Dataset records on visual material
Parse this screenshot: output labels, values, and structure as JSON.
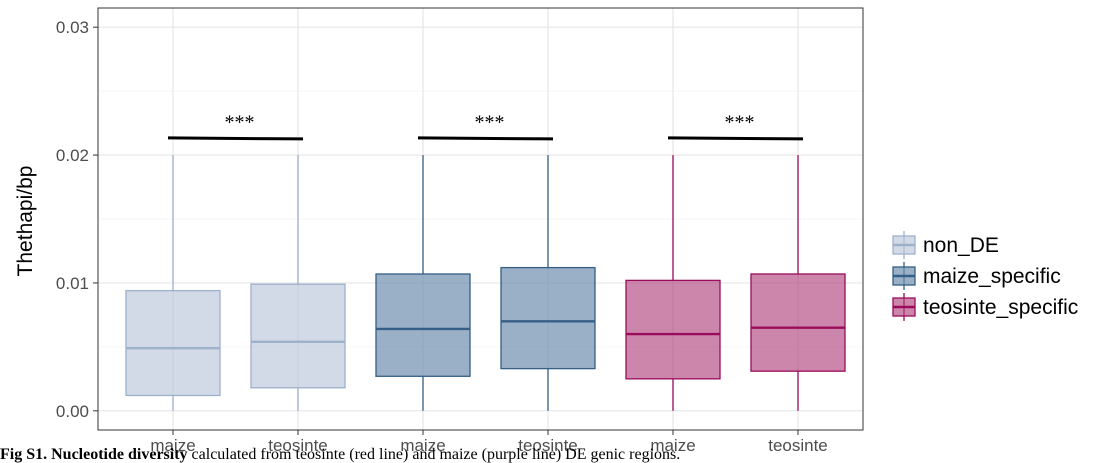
{
  "chart_data": {
    "type": "boxplot",
    "ylabel": "Thethapi/bp",
    "ylim": [
      -0.0015,
      0.0315
    ],
    "yticks": [
      0.0,
      0.01,
      0.02,
      0.03
    ],
    "ytick_labels": [
      "0.00",
      "0.01",
      "0.02",
      "0.03"
    ],
    "grid": true,
    "legend_position": "right",
    "x_tick_labels": [
      "maize",
      "teosinte",
      "maize",
      "teosinte",
      "maize",
      "teosinte"
    ],
    "series": [
      {
        "name": "non_DE",
        "fill": "#b9c6d9",
        "stroke": "#9eb1cb",
        "fill_opacity": 0.65
      },
      {
        "name": "maize_specific",
        "fill": "#6d8fae",
        "stroke": "#355f85",
        "fill_opacity": 0.7
      },
      {
        "name": "teosinte_specific",
        "fill": "#b0457e",
        "stroke": "#9a0b5c",
        "fill_opacity": 0.65
      }
    ],
    "boxes": [
      {
        "series": 0,
        "label": "maize",
        "whisker_low": 0.0,
        "q1": 0.0012,
        "median": 0.0049,
        "q3": 0.0094,
        "whisker_high": 0.02
      },
      {
        "series": 0,
        "label": "teosinte",
        "whisker_low": 0.0,
        "q1": 0.0018,
        "median": 0.0054,
        "q3": 0.0099,
        "whisker_high": 0.02
      },
      {
        "series": 1,
        "label": "maize",
        "whisker_low": 0.0,
        "q1": 0.0027,
        "median": 0.0064,
        "q3": 0.0107,
        "whisker_high": 0.02
      },
      {
        "series": 1,
        "label": "teosinte",
        "whisker_low": 0.0,
        "q1": 0.0033,
        "median": 0.007,
        "q3": 0.0112,
        "whisker_high": 0.02
      },
      {
        "series": 2,
        "label": "maize",
        "whisker_low": 0.0,
        "q1": 0.0025,
        "median": 0.006,
        "q3": 0.0102,
        "whisker_high": 0.02
      },
      {
        "series": 2,
        "label": "teosinte",
        "whisker_low": 0.0,
        "q1": 0.0031,
        "median": 0.0065,
        "q3": 0.0107,
        "whisker_high": 0.02
      }
    ],
    "significance": [
      {
        "boxes": [
          0,
          1
        ],
        "y": 0.0213,
        "label": "***"
      },
      {
        "boxes": [
          2,
          3
        ],
        "y": 0.0213,
        "label": "***"
      },
      {
        "boxes": [
          4,
          5
        ],
        "y": 0.0213,
        "label": "***"
      }
    ]
  },
  "caption": {
    "bold_part": "Fig S1. Nucleotide diversity",
    "text": " calculated from teosinte (red line) and maize (purple line) DE genic regions."
  }
}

• Aim: Quote the listing above in full, except for the pictures.

• In response:
Parse this screenshot: output labels, values, and structure as JSON.
{
  "chart_data": {
    "type": "boxplot",
    "ylabel": "Thethapi/bp",
    "ylim": [
      -0.0015,
      0.0315
    ],
    "yticks": [
      0.0,
      0.01,
      0.02,
      0.03
    ],
    "ytick_labels": [
      "0.00",
      "0.01",
      "0.02",
      "0.03"
    ],
    "grid": true,
    "legend_position": "right",
    "x_tick_labels": [
      "maize",
      "teosinte",
      "maize",
      "teosinte",
      "maize",
      "teosinte"
    ],
    "series": [
      {
        "name": "non_DE",
        "fill": "#b9c6d9",
        "stroke": "#9eb1cb",
        "fill_opacity": 0.65
      },
      {
        "name": "maize_specific",
        "fill": "#6d8fae",
        "stroke": "#355f85",
        "fill_opacity": 0.7
      },
      {
        "name": "teosinte_specific",
        "fill": "#b0457e",
        "stroke": "#9a0b5c",
        "fill_opacity": 0.65
      }
    ],
    "boxes": [
      {
        "series": 0,
        "label": "maize",
        "whisker_low": 0.0,
        "q1": 0.0012,
        "median": 0.0049,
        "q3": 0.0094,
        "whisker_high": 0.02
      },
      {
        "series": 0,
        "label": "teosinte",
        "whisker_low": 0.0,
        "q1": 0.0018,
        "median": 0.0054,
        "q3": 0.0099,
        "whisker_high": 0.02
      },
      {
        "series": 1,
        "label": "maize",
        "whisker_low": 0.0,
        "q1": 0.0027,
        "median": 0.0064,
        "q3": 0.0107,
        "whisker_high": 0.02
      },
      {
        "series": 1,
        "label": "teosinte",
        "whisker_low": 0.0,
        "q1": 0.0033,
        "median": 0.007,
        "q3": 0.0112,
        "whisker_high": 0.02
      },
      {
        "series": 2,
        "label": "maize",
        "whisker_low": 0.0,
        "q1": 0.0025,
        "median": 0.006,
        "q3": 0.0102,
        "whisker_high": 0.02
      },
      {
        "series": 2,
        "label": "teosinte",
        "whisker_low": 0.0,
        "q1": 0.0031,
        "median": 0.0065,
        "q3": 0.0107,
        "whisker_high": 0.02
      }
    ],
    "significance": [
      {
        "boxes": [
          0,
          1
        ],
        "y": 0.0213,
        "label": "***"
      },
      {
        "boxes": [
          2,
          3
        ],
        "y": 0.0213,
        "label": "***"
      },
      {
        "boxes": [
          4,
          5
        ],
        "y": 0.0213,
        "label": "***"
      }
    ]
  },
  "caption": {
    "bold_part": "Fig S1. Nucleotide diversity",
    "text": " calculated from teosinte (red line) and maize (purple line) DE genic regions."
  }
}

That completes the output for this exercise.